* **Task to complete**:
Please repeat all of the listing exactly.

---

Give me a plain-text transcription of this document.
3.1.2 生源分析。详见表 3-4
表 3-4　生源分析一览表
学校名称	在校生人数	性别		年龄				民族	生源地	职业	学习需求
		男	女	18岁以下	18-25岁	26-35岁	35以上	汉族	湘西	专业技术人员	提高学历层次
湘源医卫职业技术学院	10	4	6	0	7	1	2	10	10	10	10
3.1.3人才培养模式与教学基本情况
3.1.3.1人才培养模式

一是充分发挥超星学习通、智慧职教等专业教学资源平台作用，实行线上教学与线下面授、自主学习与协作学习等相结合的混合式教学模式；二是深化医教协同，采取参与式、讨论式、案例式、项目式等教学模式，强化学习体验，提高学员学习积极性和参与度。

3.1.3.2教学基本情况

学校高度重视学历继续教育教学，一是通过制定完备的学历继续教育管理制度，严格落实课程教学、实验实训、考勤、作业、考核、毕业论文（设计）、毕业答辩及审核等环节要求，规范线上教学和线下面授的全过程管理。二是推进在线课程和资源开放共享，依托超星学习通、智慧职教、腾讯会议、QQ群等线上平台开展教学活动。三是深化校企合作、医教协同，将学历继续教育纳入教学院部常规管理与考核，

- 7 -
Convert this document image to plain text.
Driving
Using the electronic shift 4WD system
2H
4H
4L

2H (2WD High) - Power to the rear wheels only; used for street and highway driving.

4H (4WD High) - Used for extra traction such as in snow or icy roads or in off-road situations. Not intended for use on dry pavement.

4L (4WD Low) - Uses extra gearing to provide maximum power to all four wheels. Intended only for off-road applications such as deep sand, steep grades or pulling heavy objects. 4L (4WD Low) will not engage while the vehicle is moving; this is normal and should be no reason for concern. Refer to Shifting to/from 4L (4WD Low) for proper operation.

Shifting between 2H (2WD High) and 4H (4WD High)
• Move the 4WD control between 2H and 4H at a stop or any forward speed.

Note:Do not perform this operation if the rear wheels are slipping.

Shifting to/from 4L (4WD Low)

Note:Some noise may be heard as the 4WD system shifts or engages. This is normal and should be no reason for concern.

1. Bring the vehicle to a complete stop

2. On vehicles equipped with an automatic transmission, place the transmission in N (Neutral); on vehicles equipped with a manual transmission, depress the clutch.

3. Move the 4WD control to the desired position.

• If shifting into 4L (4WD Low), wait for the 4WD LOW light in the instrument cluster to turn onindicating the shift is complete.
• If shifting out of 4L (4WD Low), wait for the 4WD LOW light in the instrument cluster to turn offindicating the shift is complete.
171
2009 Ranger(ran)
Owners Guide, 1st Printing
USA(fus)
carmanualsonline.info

---

* **Task response**:
Give me a plain-text transcription of this document.
3.1.2 生源分析。详见表 3-4
表 3-4　生源分析一览表
学校名称	在校生人数	性别		年龄				民族	生源地	职业	学习需求
		男	女	18岁以下	18-25岁	26-35岁	35以上	汉族	湘西	专业技术人员	提高学历层次
湘源医卫职业技术学院	10	4	6	0	7	1	2	10	10	10	10
3.1.3人才培养模式与教学基本情况
3.1.3.1人才培养模式

一是充分发挥超星学习通、智慧职教等专业教学资源平台作用，实行线上教学与线下面授、自主学习与协作学习等相结合的混合式教学模式；二是深化医教协同，采取参与式、讨论式、案例式、项目式等教学模式，强化学习体验，提高学员学习积极性和参与度。

3.1.3.2教学基本情况

学校高度重视学历继续教育教学，一是通过制定完备的学历继续教育管理制度，严格落实课程教学、实验实训、考勤、作业、考核、毕业论文（设计）、毕业答辩及审核等环节要求，规范线上教学和线下面授的全过程管理。二是推进在线课程和资源开放共享，依托超星学习通、智慧职教、腾讯会议、QQ群等线上平台开展教学活动。三是深化校企合作、医教协同，将学历继续教育纳入教学院部常规管理与考核，

- 7 -
Convert this document image to plain text.
Driving
Using the electronic shift 4WD system
2H
4H
4L

2H (2WD High) - Power to the rear wheels only; used for street and highway driving.

4H (4WD High) - Used for extra traction such as in snow or icy roads or in off-road situations. Not intended for use on dry pavement.

4L (4WD Low) - Uses extra gearing to provide maximum power to all four wheels. Intended only for off-road applications such as deep sand, steep grades or pulling heavy objects. 4L (4WD Low) will not engage while the vehicle is moving; this is normal and should be no reason for concern. Refer to Shifting to/from 4L (4WD Low) for proper operation.

Shifting between 2H (2WD High) and 4H (4WD High)
• Move the 4WD control between 2H and 4H at a stop or any forward speed.

Note:Do not perform this operation if the rear wheels are slipping.

Shifting to/from 4L (4WD Low)

Note:Some noise may be heard as the 4WD system shifts or engages. This is normal and should be no reason for concern.

1. Bring the vehicle to a complete stop

2. On vehicles equipped with an automatic transmission, place the transmission in N (Neutral); on vehicles equipped with a manual transmission, depress the clutch.

3. Move the 4WD control to the desired position.

• If shifting into 4L (4WD Low), wait for the 4WD LOW light in the instrument cluster to turn onindicating the shift is complete.
• If shifting out of 4L (4WD Low), wait for the 4WD LOW light in the instrument cluster to turn offindicating the shift is complete.
171
2009 Ranger(ran)
Owners Guide, 1st Printing
USA(fus)
carmanualsonline.info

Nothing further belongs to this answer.